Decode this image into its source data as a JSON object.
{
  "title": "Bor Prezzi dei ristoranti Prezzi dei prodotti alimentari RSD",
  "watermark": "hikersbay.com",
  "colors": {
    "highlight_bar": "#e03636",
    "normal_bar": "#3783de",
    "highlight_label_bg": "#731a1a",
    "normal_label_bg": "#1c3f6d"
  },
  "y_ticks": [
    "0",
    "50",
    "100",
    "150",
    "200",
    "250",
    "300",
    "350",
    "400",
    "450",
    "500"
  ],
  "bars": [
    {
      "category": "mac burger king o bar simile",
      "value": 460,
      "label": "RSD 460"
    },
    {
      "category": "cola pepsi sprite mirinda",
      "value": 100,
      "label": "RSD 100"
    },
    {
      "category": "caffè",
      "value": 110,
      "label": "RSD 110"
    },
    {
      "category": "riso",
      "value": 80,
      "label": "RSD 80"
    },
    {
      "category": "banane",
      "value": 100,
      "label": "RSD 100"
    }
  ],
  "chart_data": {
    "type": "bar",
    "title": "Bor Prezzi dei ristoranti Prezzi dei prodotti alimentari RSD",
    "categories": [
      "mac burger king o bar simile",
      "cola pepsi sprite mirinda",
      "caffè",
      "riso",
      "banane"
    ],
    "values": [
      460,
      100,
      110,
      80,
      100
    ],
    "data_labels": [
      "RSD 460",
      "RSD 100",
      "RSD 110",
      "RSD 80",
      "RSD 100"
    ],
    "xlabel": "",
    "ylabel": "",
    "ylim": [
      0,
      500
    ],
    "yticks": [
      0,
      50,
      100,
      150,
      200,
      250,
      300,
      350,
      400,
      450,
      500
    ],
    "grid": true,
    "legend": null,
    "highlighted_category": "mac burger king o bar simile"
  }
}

• What you have to do
Set down all of the entries exactly, please.

• Full response
Decode this image into its source data as a JSON object.
{
  "title": "Bor Prezzi dei ristoranti Prezzi dei prodotti alimentari RSD",
  "watermark": "hikersbay.com",
  "colors": {
    "highlight_bar": "#e03636",
    "normal_bar": "#3783de",
    "highlight_label_bg": "#731a1a",
    "normal_label_bg": "#1c3f6d"
  },
  "y_ticks": [
    "0",
    "50",
    "100",
    "150",
    "200",
    "250",
    "300",
    "350",
    "400",
    "450",
    "500"
  ],
  "bars": [
    {
      "category": "mac burger king o bar simile",
      "value": 460,
      "label": "RSD 460"
    },
    {
      "category": "cola pepsi sprite mirinda",
      "value": 100,
      "label": "RSD 100"
    },
    {
      "category": "caffè",
      "value": 110,
      "label": "RSD 110"
    },
    {
      "category": "riso",
      "value": 80,
      "label": "RSD 80"
    },
    {
      "category": "banane",
      "value": 100,
      "label": "RSD 100"
    }
  ],
  "chart_data": {
    "type": "bar",
    "title": "Bor Prezzi dei ristoranti Prezzi dei prodotti alimentari RSD",
    "categories": [
      "mac burger king o bar simile",
      "cola pepsi sprite mirinda",
      "caffè",
      "riso",
      "banane"
    ],
    "values": [
      460,
      100,
      110,
      80,
      100
    ],
    "data_labels": [
      "RSD 460",
      "RSD 100",
      "RSD 110",
      "RSD 80",
      "RSD 100"
    ],
    "xlabel": "",
    "ylabel": "",
    "ylim": [
      0,
      500
    ],
    "yticks": [
      0,
      50,
      100,
      150,
      200,
      250,
      300,
      350,
      400,
      450,
      500
    ],
    "grid": true,
    "legend": null,
    "highlighted_category": "mac burger king o bar simile"
  }
}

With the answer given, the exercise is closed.